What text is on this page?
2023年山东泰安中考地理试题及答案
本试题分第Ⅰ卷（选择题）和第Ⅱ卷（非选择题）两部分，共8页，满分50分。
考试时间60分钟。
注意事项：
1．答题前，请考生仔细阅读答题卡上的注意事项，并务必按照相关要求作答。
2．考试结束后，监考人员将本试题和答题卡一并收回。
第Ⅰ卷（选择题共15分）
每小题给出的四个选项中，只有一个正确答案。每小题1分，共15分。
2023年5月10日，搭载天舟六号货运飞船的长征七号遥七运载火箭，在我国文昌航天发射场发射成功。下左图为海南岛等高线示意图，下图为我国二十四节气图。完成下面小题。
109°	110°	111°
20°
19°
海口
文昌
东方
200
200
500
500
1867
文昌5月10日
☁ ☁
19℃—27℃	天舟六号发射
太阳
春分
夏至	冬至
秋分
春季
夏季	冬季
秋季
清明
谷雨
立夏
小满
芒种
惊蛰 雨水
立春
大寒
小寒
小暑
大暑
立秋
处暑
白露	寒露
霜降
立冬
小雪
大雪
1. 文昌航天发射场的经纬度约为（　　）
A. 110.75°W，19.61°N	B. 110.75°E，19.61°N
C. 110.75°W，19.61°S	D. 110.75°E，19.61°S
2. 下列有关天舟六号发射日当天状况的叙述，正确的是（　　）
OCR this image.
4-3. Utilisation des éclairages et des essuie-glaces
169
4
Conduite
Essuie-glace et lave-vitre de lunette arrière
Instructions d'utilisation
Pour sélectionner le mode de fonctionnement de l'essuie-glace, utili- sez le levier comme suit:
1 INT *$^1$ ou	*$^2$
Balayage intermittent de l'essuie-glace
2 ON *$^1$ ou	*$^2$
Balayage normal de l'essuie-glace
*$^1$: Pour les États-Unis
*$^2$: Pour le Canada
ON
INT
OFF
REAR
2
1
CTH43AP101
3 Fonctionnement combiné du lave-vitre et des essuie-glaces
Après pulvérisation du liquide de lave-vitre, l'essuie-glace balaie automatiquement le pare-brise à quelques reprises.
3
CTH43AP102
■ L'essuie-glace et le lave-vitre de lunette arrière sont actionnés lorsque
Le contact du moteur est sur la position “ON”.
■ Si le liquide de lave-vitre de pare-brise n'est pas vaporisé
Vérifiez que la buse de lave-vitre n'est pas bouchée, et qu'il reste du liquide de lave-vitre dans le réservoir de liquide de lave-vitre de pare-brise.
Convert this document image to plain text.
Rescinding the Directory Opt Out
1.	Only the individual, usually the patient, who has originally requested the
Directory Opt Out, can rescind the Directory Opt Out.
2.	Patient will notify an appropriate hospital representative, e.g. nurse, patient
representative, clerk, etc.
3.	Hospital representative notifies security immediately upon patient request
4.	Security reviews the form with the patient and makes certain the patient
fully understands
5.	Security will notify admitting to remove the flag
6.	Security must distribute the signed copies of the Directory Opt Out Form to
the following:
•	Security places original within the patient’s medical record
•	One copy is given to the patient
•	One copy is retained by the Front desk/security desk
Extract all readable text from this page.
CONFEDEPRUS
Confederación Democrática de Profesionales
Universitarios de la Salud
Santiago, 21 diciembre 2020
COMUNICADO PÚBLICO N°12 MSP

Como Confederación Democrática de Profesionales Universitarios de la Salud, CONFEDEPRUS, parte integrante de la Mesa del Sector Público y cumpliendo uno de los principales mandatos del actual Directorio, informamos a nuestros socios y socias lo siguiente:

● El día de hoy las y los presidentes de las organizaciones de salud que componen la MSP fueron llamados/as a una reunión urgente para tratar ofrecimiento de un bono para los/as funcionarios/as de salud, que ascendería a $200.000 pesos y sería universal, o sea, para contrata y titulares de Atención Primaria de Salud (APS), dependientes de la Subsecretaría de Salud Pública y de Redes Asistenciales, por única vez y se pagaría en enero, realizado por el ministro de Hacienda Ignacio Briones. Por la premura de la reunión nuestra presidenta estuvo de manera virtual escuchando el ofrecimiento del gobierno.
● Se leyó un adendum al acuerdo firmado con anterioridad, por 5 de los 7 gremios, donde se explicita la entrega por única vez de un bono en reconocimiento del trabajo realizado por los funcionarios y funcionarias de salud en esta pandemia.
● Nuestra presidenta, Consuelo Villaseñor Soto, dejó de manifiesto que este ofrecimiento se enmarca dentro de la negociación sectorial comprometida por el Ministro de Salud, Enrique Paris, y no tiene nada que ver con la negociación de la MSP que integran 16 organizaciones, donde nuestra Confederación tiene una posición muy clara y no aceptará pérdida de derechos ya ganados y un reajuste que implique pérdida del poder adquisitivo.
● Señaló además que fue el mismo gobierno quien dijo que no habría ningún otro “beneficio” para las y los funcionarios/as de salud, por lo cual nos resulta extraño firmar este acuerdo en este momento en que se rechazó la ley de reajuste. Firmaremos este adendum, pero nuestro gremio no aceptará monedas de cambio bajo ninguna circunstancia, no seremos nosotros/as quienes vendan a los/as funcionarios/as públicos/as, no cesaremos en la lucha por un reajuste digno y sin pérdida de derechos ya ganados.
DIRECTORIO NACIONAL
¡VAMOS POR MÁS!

════════

What the task asks:
Give back the data above exactly as it appears.

Finished answer:
What text is on this page?
2023年山东泰安中考地理试题及答案
本试题分第Ⅰ卷（选择题）和第Ⅱ卷（非选择题）两部分，共8页，满分50分。
考试时间60分钟。
注意事项：
1．答题前，请考生仔细阅读答题卡上的注意事项，并务必按照相关要求作答。
2．考试结束后，监考人员将本试题和答题卡一并收回。
第Ⅰ卷（选择题共15分）
每小题给出的四个选项中，只有一个正确答案。每小题1分，共15分。
2023年5月10日，搭载天舟六号货运飞船的长征七号遥七运载火箭，在我国文昌航天发射场发射成功。下左图为海南岛等高线示意图，下图为我国二十四节气图。完成下面小题。
109°	110°	111°
20°
19°
海口
文昌
东方
200
200
500
500
1867
文昌5月10日
☁ ☁
19℃—27℃	天舟六号发射
太阳
春分
夏至	冬至
秋分
春季
夏季	冬季
秋季
清明
谷雨
立夏
小满
芒种
惊蛰 雨水
立春
大寒
小寒
小暑
大暑
立秋
处暑
白露	寒露
霜降
立冬
小雪
大雪
1. 文昌航天发射场的经纬度约为（　　）
A. 110.75°W，19.61°N	B. 110.75°E，19.61°N
C. 110.75°W，19.61°S	D. 110.75°E，19.61°S
2. 下列有关天舟六号发射日当天状况的叙述，正确的是（　　）
OCR this image.
4-3. Utilisation des éclairages et des essuie-glaces
169
4
Conduite
Essuie-glace et lave-vitre de lunette arrière
Instructions d'utilisation
Pour sélectionner le mode de fonctionnement de l'essuie-glace, utili- sez le levier comme suit:
1 INT *$^1$ ou	*$^2$
Balayage intermittent de l'essuie-glace
2 ON *$^1$ ou	*$^2$
Balayage normal de l'essuie-glace
*$^1$: Pour les États-Unis
*$^2$: Pour le Canada
ON
INT
OFF
REAR
2
1
CTH43AP101
3 Fonctionnement combiné du lave-vitre et des essuie-glaces
Après pulvérisation du liquide de lave-vitre, l'essuie-glace balaie automatiquement le pare-brise à quelques reprises.
3
CTH43AP102
■ L'essuie-glace et le lave-vitre de lunette arrière sont actionnés lorsque
Le contact du moteur est sur la position “ON”.
■ Si le liquide de lave-vitre de pare-brise n'est pas vaporisé
Vérifiez que la buse de lave-vitre n'est pas bouchée, et qu'il reste du liquide de lave-vitre dans le réservoir de liquide de lave-vitre de pare-brise.
Convert this document image to plain text.
Rescinding the Directory Opt Out
1.	Only the individual, usually the patient, who has originally requested the
Directory Opt Out, can rescind the Directory Opt Out.
2.	Patient will notify an appropriate hospital representative, e.g. nurse, patient
representative, clerk, etc.
3.	Hospital representative notifies security immediately upon patient request
4.	Security reviews the form with the patient and makes certain the patient
fully understands
5.	Security will notify admitting to remove the flag
6.	Security must distribute the signed copies of the Directory Opt Out Form to
the following:
•	Security places original within the patient’s medical record
•	One copy is given to the patient
•	One copy is retained by the Front desk/security desk
Extract all readable text from this page.
CONFEDEPRUS
Confederación Democrática de Profesionales
Universitarios de la Salud
Santiago, 21 diciembre 2020
COMUNICADO PÚBLICO N°12 MSP

Como Confederación Democrática de Profesionales Universitarios de la Salud, CONFEDEPRUS, parte integrante de la Mesa del Sector Público y cumpliendo uno de los principales mandatos del actual Directorio, informamos a nuestros socios y socias lo siguiente:

● El día de hoy las y los presidentes de las organizaciones de salud que componen la MSP fueron llamados/as a una reunión urgente para tratar ofrecimiento de un bono para los/as funcionarios/as de salud, que ascendería a $200.000 pesos y sería universal, o sea, para contrata y titulares de Atención Primaria de Salud (APS), dependientes de la Subsecretaría de Salud Pública y de Redes Asistenciales, por única vez y se pagaría en enero, realizado por el ministro de Hacienda Ignacio Briones. Por la premura de la reunión nuestra presidenta estuvo de manera virtual escuchando el ofrecimiento del gobierno.
● Se leyó un adendum al acuerdo firmado con anterioridad, por 5 de los 7 gremios, donde se explicita la entrega por única vez de un bono en reconocimiento del trabajo realizado por los funcionarios y funcionarias de salud en esta pandemia.
● Nuestra presidenta, Consuelo Villaseñor Soto, dejó de manifiesto que este ofrecimiento se enmarca dentro de la negociación sectorial comprometida por el Ministro de Salud, Enrique Paris, y no tiene nada que ver con la negociación de la MSP que integran 16 organizaciones, donde nuestra Confederación tiene una posición muy clara y no aceptará pérdida de derechos ya ganados y un reajuste que implique pérdida del poder adquisitivo.
● Señaló además que fue el mismo gobierno quien dijo que no habría ningún otro “beneficio” para las y los funcionarios/as de salud, por lo cual nos resulta extraño firmar este acuerdo en este momento en que se rechazó la ley de reajuste. Firmaremos este adendum, pero nuestro gremio no aceptará monedas de cambio bajo ninguna circunstancia, no seremos nosotros/as quienes vendan a los/as funcionarios/as públicos/as, no cesaremos en la lucha por un reajuste digno y sin pérdida de derechos ya ganados.
DIRECTORIO NACIONAL
¡VAMOS POR MÁS!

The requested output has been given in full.